▸ INSTRUCTIONS FOR THE TASK: Give the listing again in full, exactly as written.

▸ RECORDS SHOWN:
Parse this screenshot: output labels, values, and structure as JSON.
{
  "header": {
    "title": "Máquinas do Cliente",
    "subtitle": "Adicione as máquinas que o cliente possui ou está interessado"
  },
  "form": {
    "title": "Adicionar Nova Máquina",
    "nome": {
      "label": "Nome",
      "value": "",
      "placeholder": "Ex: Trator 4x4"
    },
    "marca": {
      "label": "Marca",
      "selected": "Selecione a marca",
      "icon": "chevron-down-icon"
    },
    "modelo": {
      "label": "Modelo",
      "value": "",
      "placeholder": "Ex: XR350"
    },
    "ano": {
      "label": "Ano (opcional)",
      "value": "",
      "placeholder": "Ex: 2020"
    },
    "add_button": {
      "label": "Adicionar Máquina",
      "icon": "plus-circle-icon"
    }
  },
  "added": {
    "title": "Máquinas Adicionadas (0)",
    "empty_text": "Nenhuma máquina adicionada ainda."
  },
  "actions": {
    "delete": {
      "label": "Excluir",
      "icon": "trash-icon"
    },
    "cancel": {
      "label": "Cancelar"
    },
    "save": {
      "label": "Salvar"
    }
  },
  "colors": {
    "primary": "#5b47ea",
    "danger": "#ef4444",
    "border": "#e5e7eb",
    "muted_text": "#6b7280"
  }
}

▸ REPLY:
Parse this screenshot: output labels, values, and structure as JSON.
{
  "header": {
    "title": "Máquinas do Cliente",
    "subtitle": "Adicione as máquinas que o cliente possui ou está interessado"
  },
  "form": {
    "title": "Adicionar Nova Máquina",
    "nome": {
      "label": "Nome",
      "value": "",
      "placeholder": "Ex: Trator 4x4"
    },
    "marca": {
      "label": "Marca",
      "selected": "Selecione a marca",
      "icon": "chevron-down-icon"
    },
    "modelo": {
      "label": "Modelo",
      "value": "",
      "placeholder": "Ex: XR350"
    },
    "ano": {
      "label": "Ano (opcional)",
      "value": "",
      "placeholder": "Ex: 2020"
    },
    "add_button": {
      "label": "Adicionar Máquina",
      "icon": "plus-circle-icon"
    }
  },
  "added": {
    "title": "Máquinas Adicionadas (0)",
    "empty_text": "Nenhuma máquina adicionada ainda."
  },
  "actions": {
    "delete": {
      "label": "Excluir",
      "icon": "trash-icon"
    },
    "cancel": {
      "label": "Cancelar"
    },
    "save": {
      "label": "Salvar"
    }
  },
  "colors": {
    "primary": "#5b47ea",
    "danger": "#ef4444",
    "border": "#e5e7eb",
    "muted_text": "#6b7280"
  }
}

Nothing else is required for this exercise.